** Activity **
For every line in the material below that holds "layer", report the line.
┄┄┄┄┄┄┄┄┄┄┄┄┄┄┄┄┄┄┄┄
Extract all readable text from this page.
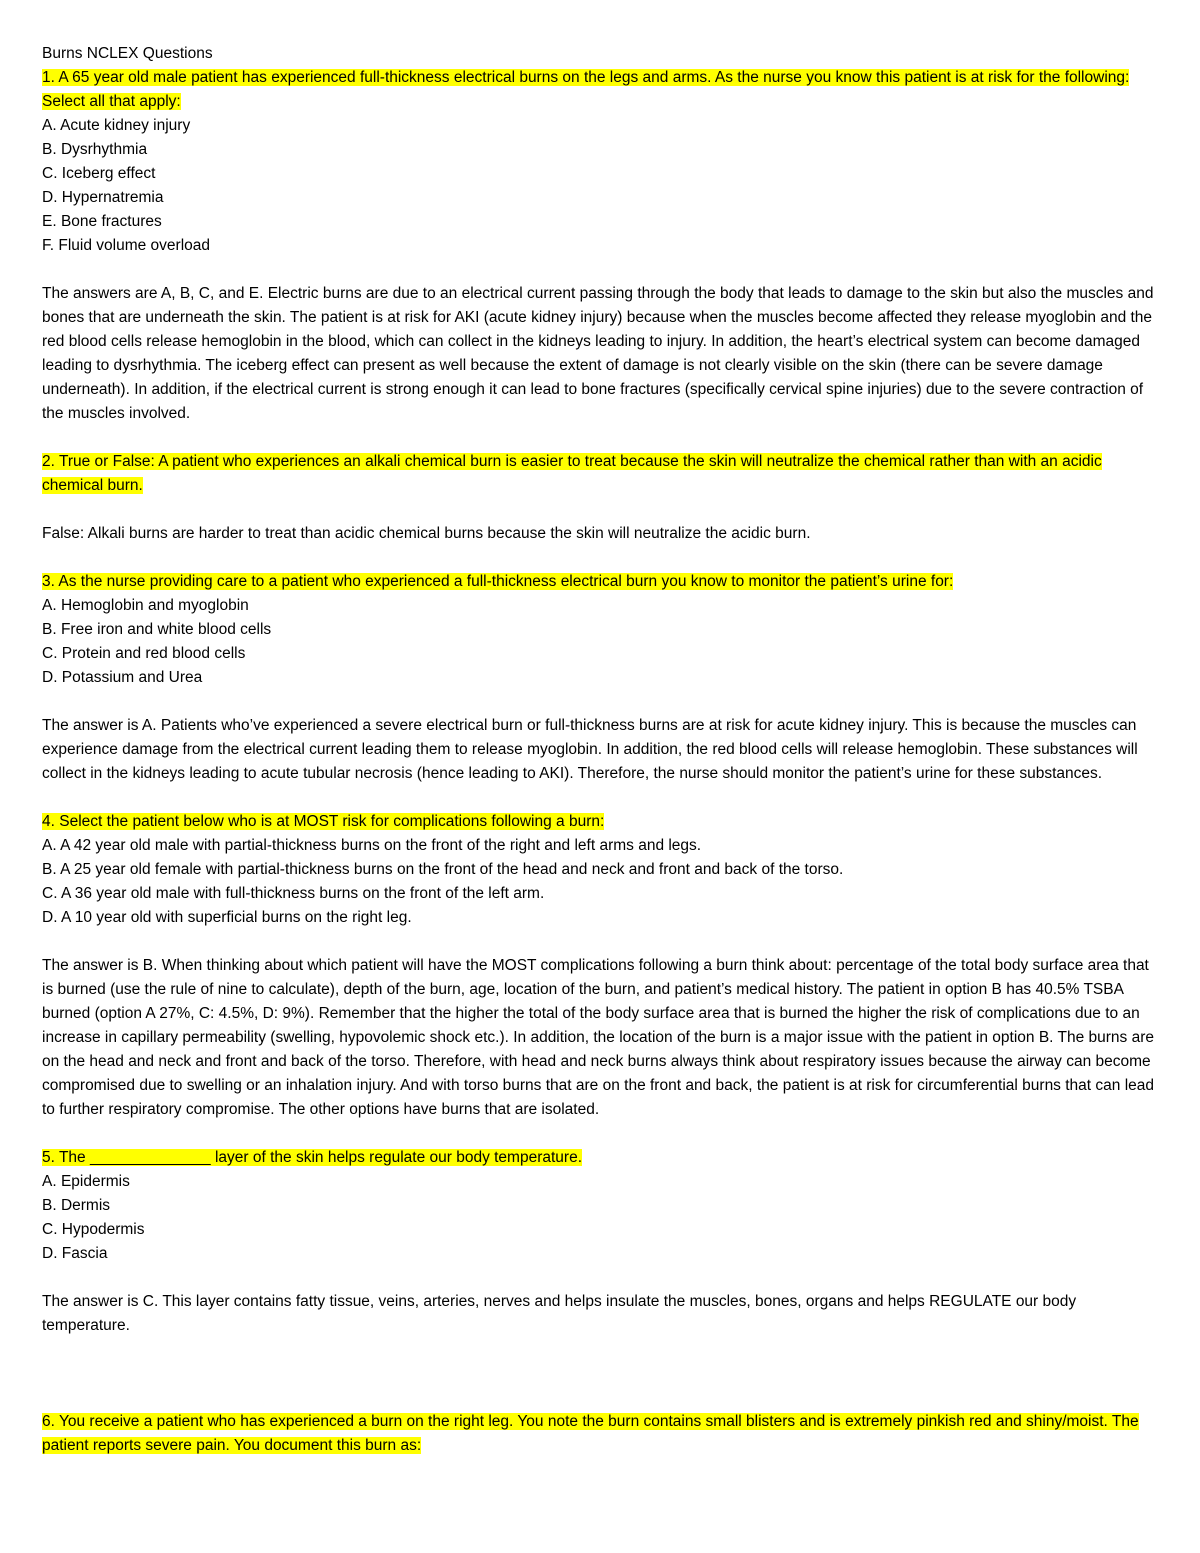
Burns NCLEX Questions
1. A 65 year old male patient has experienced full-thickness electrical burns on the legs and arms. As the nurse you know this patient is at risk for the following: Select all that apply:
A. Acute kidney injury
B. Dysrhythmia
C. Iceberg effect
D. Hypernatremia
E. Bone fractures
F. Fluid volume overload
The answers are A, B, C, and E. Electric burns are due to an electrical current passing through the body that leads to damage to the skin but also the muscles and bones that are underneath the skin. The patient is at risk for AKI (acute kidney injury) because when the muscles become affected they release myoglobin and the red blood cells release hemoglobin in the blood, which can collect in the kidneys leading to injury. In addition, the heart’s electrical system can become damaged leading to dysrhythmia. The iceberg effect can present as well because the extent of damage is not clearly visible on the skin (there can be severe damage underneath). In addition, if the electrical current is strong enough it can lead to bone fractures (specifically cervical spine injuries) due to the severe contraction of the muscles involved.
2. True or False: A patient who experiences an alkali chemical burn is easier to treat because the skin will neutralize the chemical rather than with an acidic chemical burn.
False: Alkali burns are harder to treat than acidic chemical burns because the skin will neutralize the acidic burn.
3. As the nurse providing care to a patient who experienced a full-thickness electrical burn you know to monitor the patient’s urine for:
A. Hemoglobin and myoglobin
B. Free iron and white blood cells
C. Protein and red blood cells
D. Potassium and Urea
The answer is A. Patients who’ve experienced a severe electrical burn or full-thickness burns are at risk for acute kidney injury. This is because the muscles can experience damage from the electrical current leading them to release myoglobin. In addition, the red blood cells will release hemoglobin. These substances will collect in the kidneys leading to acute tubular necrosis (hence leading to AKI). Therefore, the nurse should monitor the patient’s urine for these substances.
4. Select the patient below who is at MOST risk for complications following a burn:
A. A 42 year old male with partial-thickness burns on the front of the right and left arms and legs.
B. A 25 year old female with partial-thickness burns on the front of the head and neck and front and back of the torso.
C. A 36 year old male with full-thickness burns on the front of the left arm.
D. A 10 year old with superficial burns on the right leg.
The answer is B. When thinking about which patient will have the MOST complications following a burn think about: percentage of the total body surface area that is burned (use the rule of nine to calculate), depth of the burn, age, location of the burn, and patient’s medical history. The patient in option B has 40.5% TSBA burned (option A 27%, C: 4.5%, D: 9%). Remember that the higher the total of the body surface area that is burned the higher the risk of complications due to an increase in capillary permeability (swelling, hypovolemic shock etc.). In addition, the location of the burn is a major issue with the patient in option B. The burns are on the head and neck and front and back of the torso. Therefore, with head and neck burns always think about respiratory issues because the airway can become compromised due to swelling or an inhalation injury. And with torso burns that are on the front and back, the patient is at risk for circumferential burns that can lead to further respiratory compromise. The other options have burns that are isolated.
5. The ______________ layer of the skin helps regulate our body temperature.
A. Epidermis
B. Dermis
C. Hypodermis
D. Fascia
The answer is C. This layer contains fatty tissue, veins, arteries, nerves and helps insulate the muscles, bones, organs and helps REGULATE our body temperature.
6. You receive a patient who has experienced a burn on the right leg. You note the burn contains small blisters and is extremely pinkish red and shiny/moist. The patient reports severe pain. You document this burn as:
┄┄┄┄┄┄┄┄┄┄┄┄┄┄┄┄┄┄┄┄
** Solution to the exercise **
5. The ______________ layer of the skin helps regulate our body temperature.
The answer is C. This layer contains fatty tissue, veins, arteries, nerves and helps insulate the muscles, bones, organs and helps REGULATE our body temperature.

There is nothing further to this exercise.